Start Input for this task
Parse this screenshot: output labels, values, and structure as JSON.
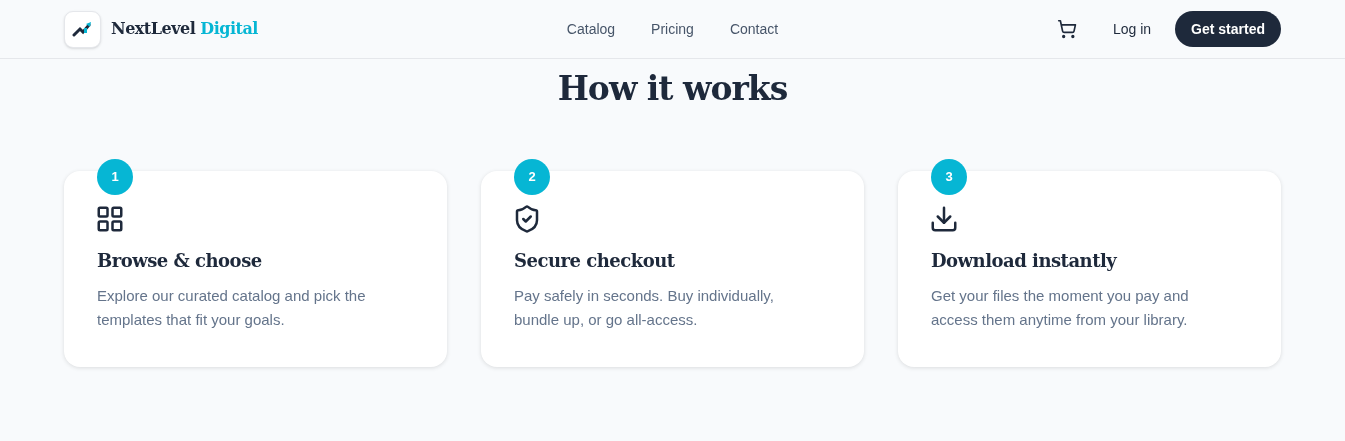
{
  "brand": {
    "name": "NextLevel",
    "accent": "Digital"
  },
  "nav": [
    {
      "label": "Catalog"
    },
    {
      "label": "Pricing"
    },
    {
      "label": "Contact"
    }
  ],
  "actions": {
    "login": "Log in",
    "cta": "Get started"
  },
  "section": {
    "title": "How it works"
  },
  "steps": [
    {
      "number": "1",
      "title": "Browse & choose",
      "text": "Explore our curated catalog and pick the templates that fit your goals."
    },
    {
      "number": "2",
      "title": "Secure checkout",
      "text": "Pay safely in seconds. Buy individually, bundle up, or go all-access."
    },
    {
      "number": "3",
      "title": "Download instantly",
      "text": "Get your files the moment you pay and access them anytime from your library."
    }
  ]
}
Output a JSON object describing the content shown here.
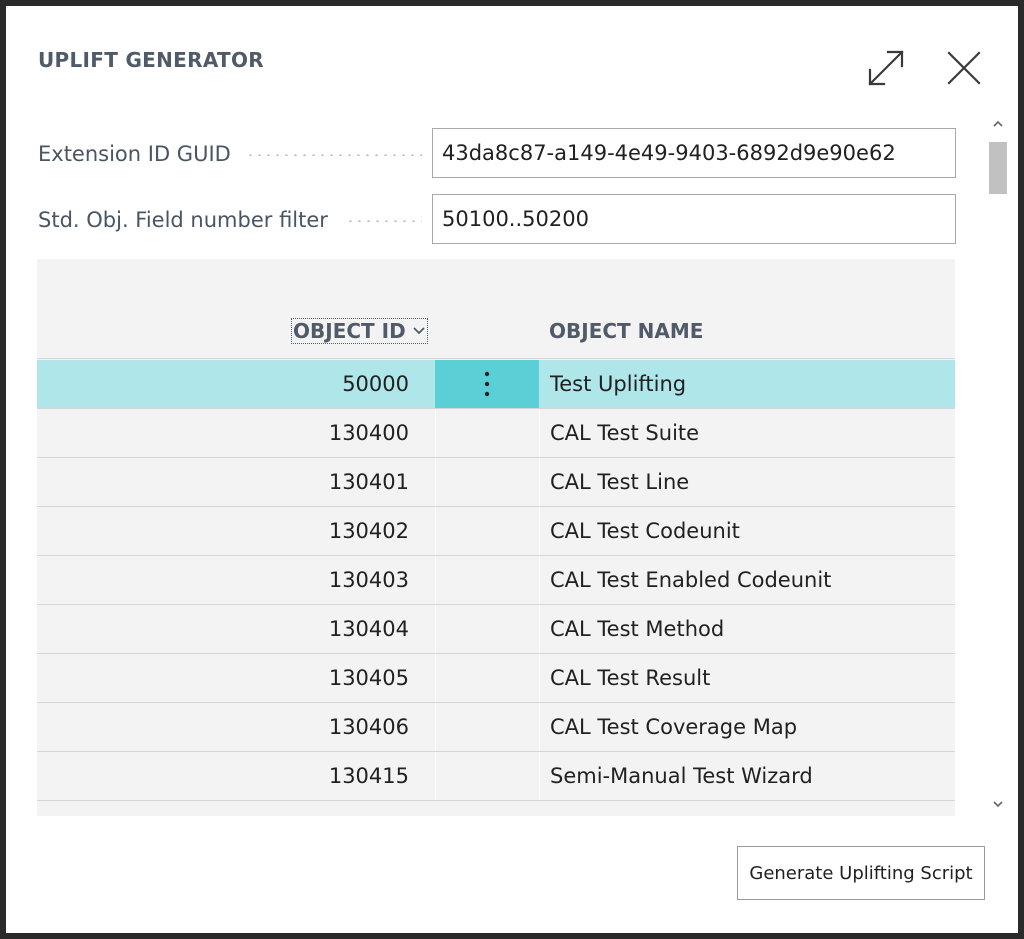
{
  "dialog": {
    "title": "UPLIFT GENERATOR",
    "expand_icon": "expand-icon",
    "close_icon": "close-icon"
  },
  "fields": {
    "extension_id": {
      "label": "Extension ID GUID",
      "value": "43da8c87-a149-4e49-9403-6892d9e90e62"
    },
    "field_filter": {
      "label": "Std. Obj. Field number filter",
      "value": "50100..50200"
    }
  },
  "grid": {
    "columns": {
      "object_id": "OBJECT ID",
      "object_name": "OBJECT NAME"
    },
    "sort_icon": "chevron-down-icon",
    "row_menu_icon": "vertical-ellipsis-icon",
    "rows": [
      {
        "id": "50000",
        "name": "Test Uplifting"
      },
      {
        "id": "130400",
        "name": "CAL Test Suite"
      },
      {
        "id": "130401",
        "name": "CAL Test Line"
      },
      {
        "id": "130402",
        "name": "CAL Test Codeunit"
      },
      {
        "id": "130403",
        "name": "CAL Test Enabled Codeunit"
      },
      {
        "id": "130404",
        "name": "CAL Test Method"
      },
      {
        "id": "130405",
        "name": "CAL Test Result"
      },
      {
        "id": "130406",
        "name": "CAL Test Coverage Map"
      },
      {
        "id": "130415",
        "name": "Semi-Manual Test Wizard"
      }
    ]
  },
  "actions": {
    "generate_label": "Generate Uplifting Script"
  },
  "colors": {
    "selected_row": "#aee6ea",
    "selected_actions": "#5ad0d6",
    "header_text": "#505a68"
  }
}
End Input for this task
What this task involves:
Every line of the material is to be quoted exactly, with no pictures carried over.

Exercise output:
Parse this screenshot: output labels, values, and structure as JSON.
{
  "brand": {
    "name": "NextLevel",
    "accent": "Digital"
  },
  "nav": [
    {
      "label": "Catalog"
    },
    {
      "label": "Pricing"
    },
    {
      "label": "Contact"
    }
  ],
  "actions": {
    "login": "Log in",
    "cta": "Get started"
  },
  "section": {
    "title": "How it works"
  },
  "steps": [
    {
      "number": "1",
      "title": "Browse & choose",
      "text": "Explore our curated catalog and pick the templates that fit your goals."
    },
    {
      "number": "2",
      "title": "Secure checkout",
      "text": "Pay safely in seconds. Buy individually, bundle up, or go all-access."
    },
    {
      "number": "3",
      "title": "Download instantly",
      "text": "Get your files the moment you pay and access them anytime from your library."
    }
  ]
}
Output a JSON object describing the content shown here.
{
  "dialog": {
    "title": "UPLIFT GENERATOR",
    "expand_icon": "expand-icon",
    "close_icon": "close-icon"
  },
  "fields": {
    "extension_id": {
      "label": "Extension ID GUID",
      "value": "43da8c87-a149-4e49-9403-6892d9e90e62"
    },
    "field_filter": {
      "label": "Std. Obj. Field number filter",
      "value": "50100..50200"
    }
  },
  "grid": {
    "columns": {
      "object_id": "OBJECT ID",
      "object_name": "OBJECT NAME"
    },
    "sort_icon": "chevron-down-icon",
    "row_menu_icon": "vertical-ellipsis-icon",
    "rows": [
      {
        "id": "50000",
        "name": "Test Uplifting"
      },
      {
        "id": "130400",
        "name": "CAL Test Suite"
      },
      {
        "id": "130401",
        "name": "CAL Test Line"
      },
      {
        "id": "130402",
        "name": "CAL Test Codeunit"
      },
      {
        "id": "130403",
        "name": "CAL Test Enabled Codeunit"
      },
      {
        "id": "130404",
        "name": "CAL Test Method"
      },
      {
        "id": "130405",
        "name": "CAL Test Result"
      },
      {
        "id": "130406",
        "name": "CAL Test Coverage Map"
      },
      {
        "id": "130415",
        "name": "Semi-Manual Test Wizard"
      }
    ]
  },
  "actions": {
    "generate_label": "Generate Uplifting Script"
  },
  "colors": {
    "selected_row": "#aee6ea",
    "selected_actions": "#5ad0d6",
    "header_text": "#505a68"
  }
}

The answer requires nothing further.